Given their capacious reading of the privileges or immunities clause, Barnett and Bernick's accounting of the original meaning of the equal protection and due process clauses, with one major exception noted below, feels almost anti-climactic though, as the authors say, there is something to clearly grounding rights in the correct places. 

As for equal protection, the authors argue that the clause requires state governments to 1) impartially execute nondiscriminatory state laws protecting life, liberty, and property; 2) provide people with equal access to courts; 3) not enact laws that unreasonably leave the personal security of some more uncertain than the security of others; and 4) not deny people security-related benefits derived from valid federal legislation. 

The major doctrinal shift that would definitely change much of constitutional law is that the authors argue that the Court's holdings in The Civil Rights Cases and United States v. Morrison were incorrect because Congress has the power under Section 5 of the 14th Amendment to enforce the limits of the equal protection clause, which includes the states' failure to remedy private action that violates those rights protected by the clause. In other words, the authors believe that equal protection means the state has affirmative obligations to protect people from private actors and thus reject the very restrictive version of the state action requirement that the Court has adopted since 1883.

If the Court were to accept this framework (it will not), coupled with the authors' reading of the privileges or immunities clause, the constitutional landscape would change dramatically. Barnett and Bernick's well-known libertarian priors would be furthered by all of this as judges would protect a lot more rights than they do now. On the other hand, Professor Barnett has long argued for a narrowing of federal power and this interpretation of the 14th Amendment gives Congress far more authority at the expense of the states than current Supreme Court caselaw allows. Reading the book carefully trying to spot where the authors' priors came into play, I have to say that I think they both simply went where they thought the evidence led. 

As for the due process clause, which the authors call the "due process of law clause," and the notorious doctrine of substantive due process, the authors would replace all of that with their readings of the rest of the 14th Amendment as well as this move: there must be a judicial proceeding or process of some kind before the state deprives anyone of life, liberty, or property in an arbitrary manner. What is arbitrary will of course have to be flushed out by judges in action but the authors are clear that the "any conceivable" basis review of Williamson v. Lee Optical, Inc., should be replaced with a real and more searching rational basis review. Economic legislation would be harder for judges to uphold under this reformulation.

I am not sure how I feel about this move. On the one hand, as I have conceded on many occasions, even for a Thayerian like me, I am quite troubled by the Court saying it is reviewing a law when in fact it is not really doing so. I agree with the authors, and my friend Clark Nelly, that Williamson falls under that category.

On the other hand, I am quite apprehensive about giving judges the power to overturn laws on the basis of a real rational basis review that could quite quickly escalate to the type of judicial aggression we saw from the Lochner Court. Where I end up here though is not important. This section of the book is transparent and readers can judge for themselves how persuasively the authors make their case.

Throughout the book the authors did enough to make me rethink some core assumptions that I held about the Fourteenth Amendment but not too much for me to conclude their work was result oriented. I learned a lot of important history while not feeling like I was being played. And, I found the authors' arguments provocative and at times compelling, even where I disagreed with their methods, conclusions, and especially their labels. "The Original Meaning of the Fourteenth Amendment: Its Letter and Spirit," is, to put it simply, an excellent book.

The problem: Copy the part of the review starting with "If the Court" and going on through "the evidence led.", switching "dramatically" to "drastically".

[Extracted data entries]
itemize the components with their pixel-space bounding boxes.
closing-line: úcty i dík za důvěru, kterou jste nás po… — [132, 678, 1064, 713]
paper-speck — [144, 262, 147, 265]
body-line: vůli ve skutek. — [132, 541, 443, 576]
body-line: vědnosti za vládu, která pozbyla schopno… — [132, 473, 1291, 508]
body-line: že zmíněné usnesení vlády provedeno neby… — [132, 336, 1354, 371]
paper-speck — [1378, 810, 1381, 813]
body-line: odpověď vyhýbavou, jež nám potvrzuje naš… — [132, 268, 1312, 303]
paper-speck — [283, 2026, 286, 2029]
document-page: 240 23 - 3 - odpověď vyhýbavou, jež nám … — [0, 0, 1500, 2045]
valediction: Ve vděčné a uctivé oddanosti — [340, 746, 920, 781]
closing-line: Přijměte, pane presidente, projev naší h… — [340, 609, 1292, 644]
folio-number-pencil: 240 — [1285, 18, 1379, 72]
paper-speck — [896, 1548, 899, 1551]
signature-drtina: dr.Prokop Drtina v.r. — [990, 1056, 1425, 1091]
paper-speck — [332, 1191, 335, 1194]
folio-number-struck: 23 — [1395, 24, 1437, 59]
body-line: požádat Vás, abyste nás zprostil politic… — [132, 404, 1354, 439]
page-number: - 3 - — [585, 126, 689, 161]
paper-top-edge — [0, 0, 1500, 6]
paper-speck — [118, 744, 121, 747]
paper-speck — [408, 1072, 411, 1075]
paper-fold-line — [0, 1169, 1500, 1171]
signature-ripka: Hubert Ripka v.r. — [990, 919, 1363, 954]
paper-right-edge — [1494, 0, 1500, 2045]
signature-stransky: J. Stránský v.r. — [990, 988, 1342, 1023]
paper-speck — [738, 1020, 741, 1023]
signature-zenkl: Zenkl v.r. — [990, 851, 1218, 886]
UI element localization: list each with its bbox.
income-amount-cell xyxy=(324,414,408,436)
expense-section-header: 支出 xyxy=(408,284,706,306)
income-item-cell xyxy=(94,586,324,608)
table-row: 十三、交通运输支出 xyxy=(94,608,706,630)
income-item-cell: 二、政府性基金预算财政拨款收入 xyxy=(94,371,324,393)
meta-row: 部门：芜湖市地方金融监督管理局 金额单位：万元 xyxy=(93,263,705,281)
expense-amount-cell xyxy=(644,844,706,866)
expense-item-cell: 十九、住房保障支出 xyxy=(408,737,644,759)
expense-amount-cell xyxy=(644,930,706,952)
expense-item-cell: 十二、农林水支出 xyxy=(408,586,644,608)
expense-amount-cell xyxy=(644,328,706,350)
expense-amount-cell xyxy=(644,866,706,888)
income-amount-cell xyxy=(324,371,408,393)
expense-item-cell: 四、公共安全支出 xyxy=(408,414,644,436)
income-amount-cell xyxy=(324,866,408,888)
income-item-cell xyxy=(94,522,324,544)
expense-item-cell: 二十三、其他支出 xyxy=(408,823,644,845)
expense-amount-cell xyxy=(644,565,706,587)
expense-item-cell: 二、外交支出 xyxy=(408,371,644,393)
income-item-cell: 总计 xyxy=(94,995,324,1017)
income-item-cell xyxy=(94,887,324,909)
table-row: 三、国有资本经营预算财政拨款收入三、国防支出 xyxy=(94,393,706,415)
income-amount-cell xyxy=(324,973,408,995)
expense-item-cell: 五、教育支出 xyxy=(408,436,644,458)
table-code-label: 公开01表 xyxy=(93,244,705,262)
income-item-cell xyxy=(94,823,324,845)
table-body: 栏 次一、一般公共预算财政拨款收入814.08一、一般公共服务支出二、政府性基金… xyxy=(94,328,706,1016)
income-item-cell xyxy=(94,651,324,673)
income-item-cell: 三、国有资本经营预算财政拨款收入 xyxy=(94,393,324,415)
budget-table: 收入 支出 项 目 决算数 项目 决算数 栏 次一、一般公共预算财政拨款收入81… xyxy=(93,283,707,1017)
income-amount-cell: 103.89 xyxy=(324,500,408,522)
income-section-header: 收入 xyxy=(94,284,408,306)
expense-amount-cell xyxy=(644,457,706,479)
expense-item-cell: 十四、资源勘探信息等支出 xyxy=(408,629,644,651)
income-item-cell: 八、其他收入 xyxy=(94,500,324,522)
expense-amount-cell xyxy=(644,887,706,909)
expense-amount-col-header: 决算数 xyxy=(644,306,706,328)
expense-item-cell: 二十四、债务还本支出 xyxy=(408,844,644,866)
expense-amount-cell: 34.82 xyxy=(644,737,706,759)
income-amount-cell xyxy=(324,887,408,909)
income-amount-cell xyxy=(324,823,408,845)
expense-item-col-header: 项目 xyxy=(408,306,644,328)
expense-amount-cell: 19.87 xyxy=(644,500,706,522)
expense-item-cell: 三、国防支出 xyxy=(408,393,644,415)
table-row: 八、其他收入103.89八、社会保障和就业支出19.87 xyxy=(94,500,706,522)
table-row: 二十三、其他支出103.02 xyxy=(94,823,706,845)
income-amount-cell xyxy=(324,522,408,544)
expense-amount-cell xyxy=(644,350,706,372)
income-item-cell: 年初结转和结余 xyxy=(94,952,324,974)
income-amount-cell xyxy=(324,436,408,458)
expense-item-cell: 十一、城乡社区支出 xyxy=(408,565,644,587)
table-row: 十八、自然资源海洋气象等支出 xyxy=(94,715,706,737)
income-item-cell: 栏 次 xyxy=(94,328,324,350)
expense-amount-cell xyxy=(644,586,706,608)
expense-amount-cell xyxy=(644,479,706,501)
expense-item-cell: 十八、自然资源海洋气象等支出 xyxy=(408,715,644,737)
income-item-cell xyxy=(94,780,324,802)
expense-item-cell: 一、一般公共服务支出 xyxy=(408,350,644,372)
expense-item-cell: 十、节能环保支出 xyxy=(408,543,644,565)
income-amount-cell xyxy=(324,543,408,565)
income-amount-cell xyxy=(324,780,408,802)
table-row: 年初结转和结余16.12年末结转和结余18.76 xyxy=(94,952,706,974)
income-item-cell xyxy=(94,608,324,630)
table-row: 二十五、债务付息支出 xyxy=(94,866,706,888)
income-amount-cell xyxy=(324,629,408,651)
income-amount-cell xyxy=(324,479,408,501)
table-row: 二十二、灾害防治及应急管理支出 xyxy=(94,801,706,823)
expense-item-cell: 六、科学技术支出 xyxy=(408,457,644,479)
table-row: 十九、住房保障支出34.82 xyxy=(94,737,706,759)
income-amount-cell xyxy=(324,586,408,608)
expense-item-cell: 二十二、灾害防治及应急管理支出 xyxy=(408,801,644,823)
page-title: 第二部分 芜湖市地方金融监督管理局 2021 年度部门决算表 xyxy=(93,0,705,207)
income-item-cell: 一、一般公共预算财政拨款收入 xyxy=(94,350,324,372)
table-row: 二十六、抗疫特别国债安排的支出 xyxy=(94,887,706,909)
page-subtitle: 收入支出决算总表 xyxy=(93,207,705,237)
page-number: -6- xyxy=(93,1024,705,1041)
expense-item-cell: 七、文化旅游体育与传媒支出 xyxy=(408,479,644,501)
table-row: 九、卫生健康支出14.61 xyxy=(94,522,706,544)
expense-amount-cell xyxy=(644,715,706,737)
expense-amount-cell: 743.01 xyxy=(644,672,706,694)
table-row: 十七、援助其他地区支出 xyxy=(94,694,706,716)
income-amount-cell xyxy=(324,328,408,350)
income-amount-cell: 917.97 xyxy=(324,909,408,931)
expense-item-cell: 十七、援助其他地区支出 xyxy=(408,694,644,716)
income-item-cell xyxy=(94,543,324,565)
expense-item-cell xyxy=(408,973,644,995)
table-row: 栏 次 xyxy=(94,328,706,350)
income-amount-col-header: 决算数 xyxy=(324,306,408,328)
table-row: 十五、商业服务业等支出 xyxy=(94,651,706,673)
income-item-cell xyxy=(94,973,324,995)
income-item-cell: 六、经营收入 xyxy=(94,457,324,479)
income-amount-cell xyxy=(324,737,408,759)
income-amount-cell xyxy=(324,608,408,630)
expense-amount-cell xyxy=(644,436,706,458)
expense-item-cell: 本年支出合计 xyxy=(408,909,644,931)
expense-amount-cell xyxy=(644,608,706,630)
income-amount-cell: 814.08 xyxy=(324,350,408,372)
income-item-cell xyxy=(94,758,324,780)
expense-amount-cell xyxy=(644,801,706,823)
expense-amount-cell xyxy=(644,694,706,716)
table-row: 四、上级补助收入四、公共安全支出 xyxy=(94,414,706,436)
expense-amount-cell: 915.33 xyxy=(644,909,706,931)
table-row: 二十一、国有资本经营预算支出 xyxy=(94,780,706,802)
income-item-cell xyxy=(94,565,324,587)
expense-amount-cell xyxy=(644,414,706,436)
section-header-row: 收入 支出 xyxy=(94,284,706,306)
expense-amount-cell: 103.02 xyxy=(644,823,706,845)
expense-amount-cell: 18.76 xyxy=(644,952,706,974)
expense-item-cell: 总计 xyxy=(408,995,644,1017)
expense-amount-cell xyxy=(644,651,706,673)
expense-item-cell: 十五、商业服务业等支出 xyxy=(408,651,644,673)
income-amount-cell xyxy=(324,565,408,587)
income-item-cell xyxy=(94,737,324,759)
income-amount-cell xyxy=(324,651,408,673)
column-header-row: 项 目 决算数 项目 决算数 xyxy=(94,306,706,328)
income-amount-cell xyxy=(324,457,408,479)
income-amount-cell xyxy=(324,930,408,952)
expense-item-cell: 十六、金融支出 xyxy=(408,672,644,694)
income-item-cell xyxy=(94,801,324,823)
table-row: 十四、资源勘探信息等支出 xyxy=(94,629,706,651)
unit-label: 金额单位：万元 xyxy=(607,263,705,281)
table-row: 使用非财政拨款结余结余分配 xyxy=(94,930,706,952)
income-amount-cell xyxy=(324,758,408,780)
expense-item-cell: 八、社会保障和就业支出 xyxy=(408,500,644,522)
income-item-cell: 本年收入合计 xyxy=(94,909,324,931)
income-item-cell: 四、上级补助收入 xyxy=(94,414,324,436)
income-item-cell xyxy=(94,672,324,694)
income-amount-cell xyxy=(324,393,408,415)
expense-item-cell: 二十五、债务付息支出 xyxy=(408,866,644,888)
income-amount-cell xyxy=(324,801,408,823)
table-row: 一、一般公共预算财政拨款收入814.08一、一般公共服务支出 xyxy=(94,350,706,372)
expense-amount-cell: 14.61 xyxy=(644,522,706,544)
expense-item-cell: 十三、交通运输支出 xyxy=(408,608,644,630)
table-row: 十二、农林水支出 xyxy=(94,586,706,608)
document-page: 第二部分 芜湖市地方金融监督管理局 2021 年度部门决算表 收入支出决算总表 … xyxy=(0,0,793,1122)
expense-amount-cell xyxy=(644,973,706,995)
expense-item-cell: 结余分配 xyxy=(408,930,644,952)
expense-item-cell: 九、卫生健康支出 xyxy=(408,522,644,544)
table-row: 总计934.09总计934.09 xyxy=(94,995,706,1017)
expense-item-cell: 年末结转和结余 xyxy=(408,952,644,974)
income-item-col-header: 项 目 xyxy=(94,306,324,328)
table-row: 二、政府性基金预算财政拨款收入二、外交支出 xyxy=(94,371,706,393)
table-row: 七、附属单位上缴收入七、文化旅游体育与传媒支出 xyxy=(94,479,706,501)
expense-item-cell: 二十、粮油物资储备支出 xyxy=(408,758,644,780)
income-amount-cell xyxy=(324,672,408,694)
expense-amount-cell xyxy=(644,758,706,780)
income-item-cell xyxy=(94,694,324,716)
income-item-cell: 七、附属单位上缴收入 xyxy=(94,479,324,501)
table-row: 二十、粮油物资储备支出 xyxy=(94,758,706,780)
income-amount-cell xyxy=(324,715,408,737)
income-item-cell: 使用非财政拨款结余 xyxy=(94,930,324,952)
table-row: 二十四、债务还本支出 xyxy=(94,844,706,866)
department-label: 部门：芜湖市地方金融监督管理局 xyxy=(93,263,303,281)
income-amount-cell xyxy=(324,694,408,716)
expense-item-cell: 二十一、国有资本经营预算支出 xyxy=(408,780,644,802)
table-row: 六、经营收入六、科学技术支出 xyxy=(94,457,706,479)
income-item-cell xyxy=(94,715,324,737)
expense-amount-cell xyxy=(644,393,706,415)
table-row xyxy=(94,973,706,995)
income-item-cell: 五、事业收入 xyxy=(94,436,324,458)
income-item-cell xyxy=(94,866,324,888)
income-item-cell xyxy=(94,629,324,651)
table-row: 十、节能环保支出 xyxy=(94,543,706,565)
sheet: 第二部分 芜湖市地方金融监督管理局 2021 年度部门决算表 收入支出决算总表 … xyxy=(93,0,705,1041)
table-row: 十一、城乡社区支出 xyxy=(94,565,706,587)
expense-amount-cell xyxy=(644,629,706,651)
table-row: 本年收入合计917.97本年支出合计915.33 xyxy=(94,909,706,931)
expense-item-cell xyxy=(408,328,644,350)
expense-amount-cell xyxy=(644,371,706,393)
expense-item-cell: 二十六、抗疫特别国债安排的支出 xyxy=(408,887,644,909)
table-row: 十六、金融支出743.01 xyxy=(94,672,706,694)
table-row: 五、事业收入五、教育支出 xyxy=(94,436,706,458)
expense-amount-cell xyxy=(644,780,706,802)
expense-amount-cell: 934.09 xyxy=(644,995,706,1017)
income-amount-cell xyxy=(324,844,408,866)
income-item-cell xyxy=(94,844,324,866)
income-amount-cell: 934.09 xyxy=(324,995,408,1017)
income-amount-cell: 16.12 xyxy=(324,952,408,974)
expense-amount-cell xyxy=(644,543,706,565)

Task solution:
If the Court were to accept this framework (it will not), coupled with the authors' reading of the privileges or immunities clause, the constitutional landscape would change drastically. Barnett and Bernick's well-known libertarian priors would be furthered by all of this as judges would protect a lot more rights than they do now. On the other hand, Professor Barnett has long argued for a narrowing of federal power and this interpretation of the 14th Amendment gives Congress far more authority at the expense of the states than current Supreme Court caselaw allows. Reading the book carefully trying to spot where the authors' priors came into play, I have to say that I think they both simply went where they thought the evidence led.